- **TASK DESCRIPTION**:
Gather the lines below that include the string "name", copying each in full.

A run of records
'''
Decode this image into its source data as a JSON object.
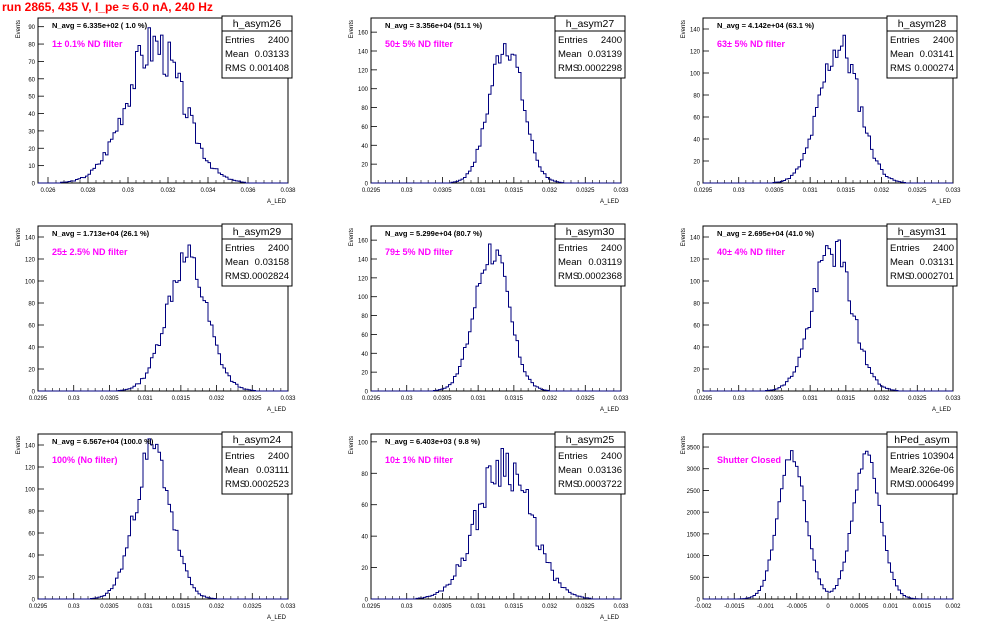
{
  "page_title": "run 2865,   435 V, I_pe ≈ 6.0 nA, 240 Hz",
  "colors": {
    "histogram": "#00007f",
    "annotation": "#ff00ff",
    "title": "#ff0000",
    "frame": "#000000"
  },
  "chart_data": [
    {
      "type": "histogram",
      "name": "h_asym26",
      "stats": {
        "entries": "2400",
        "mean": "0.03133",
        "rms": "0.001408"
      },
      "navg_text": "N_avg = 6.335e+02 ( 1.0 %)",
      "filter_text": "1± 0.1% ND filter",
      "ylabel": "Events",
      "xlabel": "A_LED",
      "xlim": [
        0.0255,
        0.038
      ],
      "ylim": [
        0,
        95
      ],
      "xticks": [
        0.026,
        0.028,
        0.03,
        0.032,
        0.034,
        0.036,
        0.038
      ],
      "xtick_labels": [
        "0.026",
        "0.028",
        "0.03",
        "0.032",
        "0.034",
        "0.036",
        "0.038"
      ],
      "yticks": [
        0,
        10,
        20,
        30,
        40,
        50,
        60,
        70,
        80,
        90
      ],
      "shape": {
        "kind": "gauss",
        "mu": 0.03133,
        "sigma": 0.001408,
        "peak": 80,
        "noise": 0.18,
        "seed": 3,
        "nbins": 100
      }
    },
    {
      "type": "histogram",
      "name": "h_asym27",
      "stats": {
        "entries": "2400",
        "mean": "0.03139",
        "rms": "0.0002298"
      },
      "navg_text": "N_avg = 3.356e+04 (51.1 %)",
      "filter_text": "50± 5% ND filter",
      "ylabel": "Events",
      "xlabel": "A_LED",
      "xlim": [
        0.0295,
        0.033
      ],
      "ylim": [
        0,
        175
      ],
      "xticks": [
        0.0295,
        0.03,
        0.0305,
        0.031,
        0.0315,
        0.032,
        0.0325,
        0.033
      ],
      "xtick_labels": [
        "0.0295",
        "0.03",
        "0.0305",
        "0.031",
        "0.0315",
        "0.032",
        "0.0325",
        "0.033"
      ],
      "yticks": [
        0,
        20,
        40,
        60,
        80,
        100,
        120,
        140,
        160
      ],
      "shape": {
        "kind": "gauss",
        "mu": 0.03139,
        "sigma": 0.0002298,
        "peak": 150,
        "noise": 0.12,
        "seed": 7,
        "nbins": 100
      }
    },
    {
      "type": "histogram",
      "name": "h_asym28",
      "stats": {
        "entries": "2400",
        "mean": "0.03141",
        "rms": "0.000274"
      },
      "navg_text": "N_avg = 4.142e+04 (63.1 %)",
      "filter_text": "63± 5% ND filter",
      "ylabel": "Events",
      "xlabel": "A_LED",
      "xlim": [
        0.0295,
        0.033
      ],
      "ylim": [
        0,
        150
      ],
      "xticks": [
        0.0295,
        0.03,
        0.0305,
        0.031,
        0.0315,
        0.032,
        0.0325,
        0.033
      ],
      "xtick_labels": [
        "0.0295",
        "0.03",
        "0.0305",
        "0.031",
        "0.0315",
        "0.032",
        "0.0325",
        "0.033"
      ],
      "yticks": [
        0,
        20,
        40,
        60,
        80,
        100,
        120,
        140
      ],
      "shape": {
        "kind": "gauss",
        "mu": 0.03141,
        "sigma": 0.000274,
        "peak": 125,
        "noise": 0.14,
        "seed": 11,
        "nbins": 100
      }
    },
    {
      "type": "histogram",
      "name": "h_asym29",
      "stats": {
        "entries": "2400",
        "mean": "0.03158",
        "rms": "0.0002824"
      },
      "navg_text": "N_avg = 1.713e+04 (26.1 %)",
      "filter_text": "25± 2.5% ND filter",
      "ylabel": "Events",
      "xlabel": "A_LED",
      "xlim": [
        0.0295,
        0.033
      ],
      "ylim": [
        0,
        150
      ],
      "xticks": [
        0.0295,
        0.03,
        0.0305,
        0.031,
        0.0315,
        0.032,
        0.0325,
        0.033
      ],
      "xtick_labels": [
        "0.0295",
        "0.03",
        "0.0305",
        "0.031",
        "0.0315",
        "0.032",
        "0.0325",
        "0.033"
      ],
      "yticks": [
        0,
        20,
        40,
        60,
        80,
        100,
        120,
        140
      ],
      "shape": {
        "kind": "gauss",
        "mu": 0.03158,
        "sigma": 0.0002824,
        "peak": 120,
        "noise": 0.14,
        "seed": 13,
        "nbins": 100
      }
    },
    {
      "type": "histogram",
      "name": "h_asym30",
      "stats": {
        "entries": "2400",
        "mean": "0.03119",
        "rms": "0.0002368"
      },
      "navg_text": "N_avg = 5.299e+04 (80.7 %)",
      "filter_text": "79± 5% ND filter",
      "ylabel": "Events",
      "xlabel": "A_LED",
      "xlim": [
        0.0295,
        0.033
      ],
      "ylim": [
        0,
        175
      ],
      "xticks": [
        0.0295,
        0.03,
        0.0305,
        0.031,
        0.0315,
        0.032,
        0.0325,
        0.033
      ],
      "xtick_labels": [
        "0.0295",
        "0.03",
        "0.0305",
        "0.031",
        "0.0315",
        "0.032",
        "0.0325",
        "0.033"
      ],
      "yticks": [
        0,
        20,
        40,
        60,
        80,
        100,
        120,
        140,
        160
      ],
      "shape": {
        "kind": "gauss",
        "mu": 0.03119,
        "sigma": 0.0002368,
        "peak": 150,
        "noise": 0.12,
        "seed": 17,
        "nbins": 100
      }
    },
    {
      "type": "histogram",
      "name": "h_asym31",
      "stats": {
        "entries": "2400",
        "mean": "0.03131",
        "rms": "0.0002701"
      },
      "navg_text": "N_avg = 2.695e+04 (41.0 %)",
      "filter_text": "40± 4% ND filter",
      "ylabel": "Events",
      "xlabel": "A_LED",
      "xlim": [
        0.0295,
        0.033
      ],
      "ylim": [
        0,
        150
      ],
      "xticks": [
        0.0295,
        0.03,
        0.0305,
        0.031,
        0.0315,
        0.032,
        0.0325,
        0.033
      ],
      "xtick_labels": [
        "0.0295",
        "0.03",
        "0.0305",
        "0.031",
        "0.0315",
        "0.032",
        "0.0325",
        "0.033"
      ],
      "yticks": [
        0,
        20,
        40,
        60,
        80,
        100,
        120,
        140
      ],
      "shape": {
        "kind": "gauss",
        "mu": 0.03131,
        "sigma": 0.0002701,
        "peak": 130,
        "noise": 0.14,
        "seed": 19,
        "nbins": 100
      }
    },
    {
      "type": "histogram",
      "name": "h_asym24",
      "stats": {
        "entries": "2400",
        "mean": "0.03111",
        "rms": "0.0002523"
      },
      "navg_text": "N_avg = 6.567e+04 (100.0 %)",
      "filter_text": "100% (No filter)",
      "ylabel": "Events",
      "xlabel": "A_LED",
      "xlim": [
        0.0295,
        0.033
      ],
      "ylim": [
        0,
        150
      ],
      "xticks": [
        0.0295,
        0.03,
        0.0305,
        0.031,
        0.0315,
        0.032,
        0.0325,
        0.033
      ],
      "xtick_labels": [
        "0.0295",
        "0.03",
        "0.0305",
        "0.031",
        "0.0315",
        "0.032",
        "0.0325",
        "0.033"
      ],
      "yticks": [
        0,
        20,
        40,
        60,
        80,
        100,
        120,
        140
      ],
      "shape": {
        "kind": "gauss",
        "mu": 0.03111,
        "sigma": 0.0002523,
        "peak": 135,
        "noise": 0.13,
        "seed": 23,
        "nbins": 100
      }
    },
    {
      "type": "histogram",
      "name": "h_asym25",
      "stats": {
        "entries": "2400",
        "mean": "0.03136",
        "rms": "0.0003722"
      },
      "navg_text": "N_avg = 6.403e+03 ( 9.8 %)",
      "filter_text": "10± 1% ND filter",
      "ylabel": "Events",
      "xlabel": "A_LED",
      "xlim": [
        0.0295,
        0.033
      ],
      "ylim": [
        0,
        105
      ],
      "xticks": [
        0.0295,
        0.03,
        0.0305,
        0.031,
        0.0315,
        0.032,
        0.0325,
        0.033
      ],
      "xtick_labels": [
        "0.0295",
        "0.03",
        "0.0305",
        "0.031",
        "0.0315",
        "0.032",
        "0.0325",
        "0.033"
      ],
      "yticks": [
        0,
        20,
        40,
        60,
        80,
        100
      ],
      "shape": {
        "kind": "gauss",
        "mu": 0.03136,
        "sigma": 0.0003722,
        "peak": 88,
        "noise": 0.18,
        "seed": 29,
        "nbins": 100
      }
    },
    {
      "type": "histogram",
      "name": "hPed_asym",
      "stats": {
        "entries": "103904",
        "mean": "2.326e-06",
        "rms": "0.0006499"
      },
      "navg_text": "",
      "filter_text": "Shutter Closed",
      "ylabel": "Events",
      "xlabel": "",
      "xlim": [
        -0.002,
        0.002
      ],
      "ylim": [
        0,
        3800
      ],
      "xticks": [
        -0.002,
        -0.0015,
        -0.001,
        -0.0005,
        0,
        0.0005,
        0.001,
        0.0015,
        0.002
      ],
      "xtick_labels": [
        "-0.002",
        "-0.0015",
        "-0.001",
        "-0.0005",
        "0",
        "0.0005",
        "0.001",
        "0.0015",
        "0.002"
      ],
      "yticks": [
        0,
        500,
        1000,
        1500,
        2000,
        2500,
        3000,
        3500
      ],
      "shape": {
        "kind": "double",
        "mu1": -0.00058,
        "mu2": 0.00062,
        "sigma": 0.00022,
        "peak": 3300,
        "base": 0,
        "noise": 0.04,
        "seed": 31,
        "nbins": 100
      }
    }
  ]
}
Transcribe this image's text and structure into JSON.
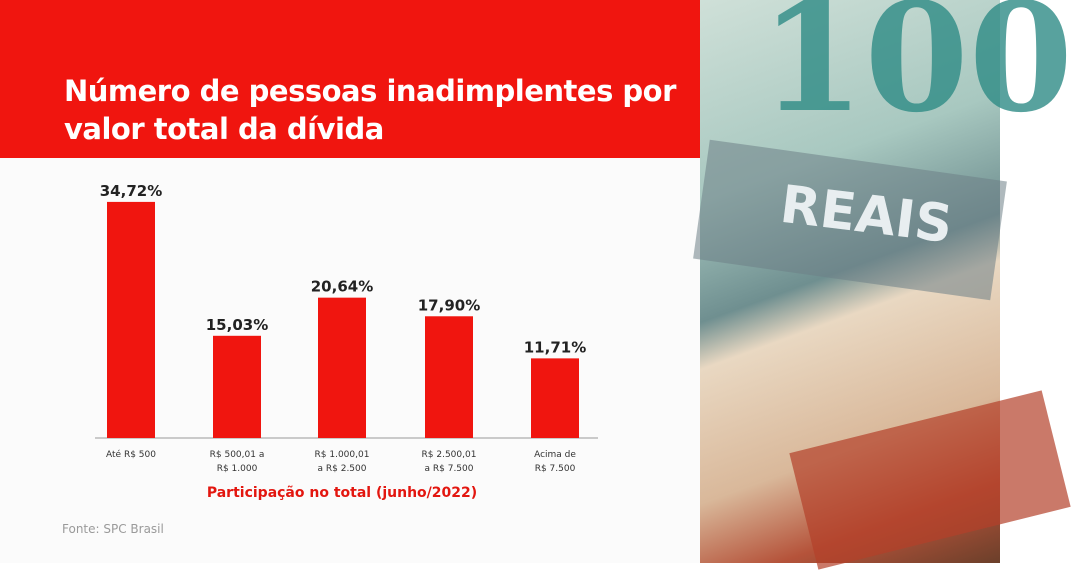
{
  "chart_data": {
    "type": "bar",
    "title": "Número de pessoas inadimplentes por valor total da dívida",
    "categories": [
      [
        "Até R$ 500"
      ],
      [
        "R$ 500,01 a",
        "R$ 1.000"
      ],
      [
        "R$ 1.000,01",
        "a R$ 2.500"
      ],
      [
        "R$ 2.500,01",
        "a R$ 7.500"
      ],
      [
        "Acima de",
        "R$ 7.500"
      ]
    ],
    "values": [
      34.72,
      15.03,
      20.64,
      17.9,
      11.71
    ],
    "value_labels": [
      "34,72%",
      "15,03%",
      "20,64%",
      "17,90%",
      "11,71%"
    ],
    "xlabel": "Participação no total (junho/2022)",
    "ylabel": "",
    "ylim": [
      0,
      36
    ],
    "grid": false,
    "bar_color": "#f0150f"
  },
  "source": "Fonte:  SPC Brasil",
  "photo": {
    "note_value": "100",
    "note_word": "REAIS"
  }
}
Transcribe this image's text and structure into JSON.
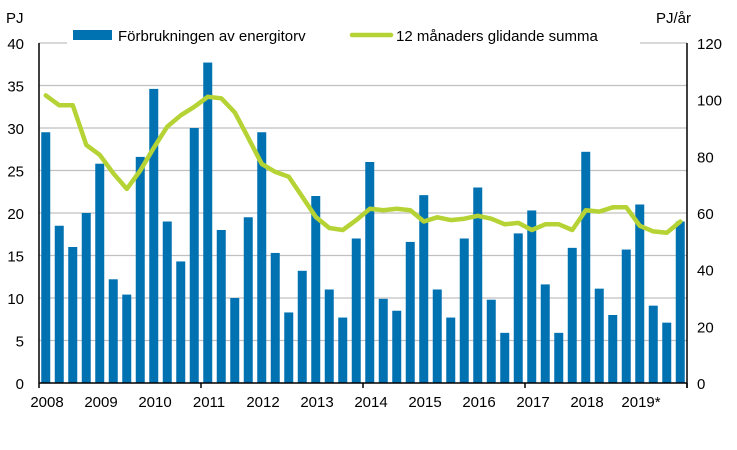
{
  "chart_data": {
    "type": "bar+line",
    "left_axis_label": "PJ",
    "right_axis_label": "PJ/år",
    "left_ylim": [
      0,
      40
    ],
    "right_ylim": [
      0,
      120
    ],
    "left_ticks": [
      "0",
      "5",
      "10",
      "15",
      "20",
      "25",
      "30",
      "35",
      "40"
    ],
    "right_ticks": [
      "0",
      "20",
      "40",
      "60",
      "80",
      "100",
      "120"
    ],
    "year_labels": [
      "2008",
      "2009",
      "2010",
      "2011",
      "2012",
      "2013",
      "2014",
      "2015",
      "2016",
      "2017",
      "2018",
      "2019*"
    ],
    "grid": true,
    "legend_placement": "top",
    "colors": {
      "bars": "#0072b2",
      "line": "#b5d334",
      "grid": "#c0c0c0"
    },
    "series": [
      {
        "name": "Förbrukningen av energitorv",
        "type": "bar",
        "axis": "left",
        "values": [
          29.5,
          18.5,
          16,
          20,
          25.8,
          12.2,
          10.4,
          26.6,
          34.6,
          19,
          14.3,
          30,
          37.7,
          18,
          10,
          19.5,
          29.5,
          15.3,
          8.3,
          13.2,
          22,
          11,
          7.7,
          17,
          26,
          9.9,
          8.5,
          16.6,
          22.1,
          11,
          7.7,
          17,
          23,
          9.8,
          5.9,
          17.6,
          20.3,
          11.6,
          5.9,
          15.9,
          27.2,
          11.1,
          8,
          15.7,
          21,
          9.1,
          7.1,
          19
        ]
      },
      {
        "name": "12 månaders glidande summa",
        "type": "line",
        "axis": "right",
        "values": [
          101.5,
          98,
          98,
          84,
          80.5,
          74,
          68.5,
          75,
          83,
          90.5,
          94.5,
          97.5,
          101,
          100.5,
          95.5,
          86.5,
          77.3,
          74.5,
          72.8,
          65.7,
          58.6,
          54.7,
          54,
          57.5,
          61.5,
          61,
          61.5,
          61,
          57,
          58.5,
          57.5,
          58,
          59,
          58,
          56,
          56.5,
          54,
          56,
          56,
          54,
          61,
          60.5,
          62,
          62,
          55.5,
          53.5,
          53,
          57
        ]
      }
    ]
  }
}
'''
- **TASK RESPONSE**:
      "name": "h_asym26",
      "name": "h_asym27",
      "name": "h_asym28",
      "name": "h_asym29",
      "name": "h_asym30",
      "name": "h_asym31",
      "name": "h_asym24",
      "name": "h_asym25",
      "name": "hPed_asym",
        "name": "Förbrukningen av energitorv",
        "name": "12 månaders glidande summa",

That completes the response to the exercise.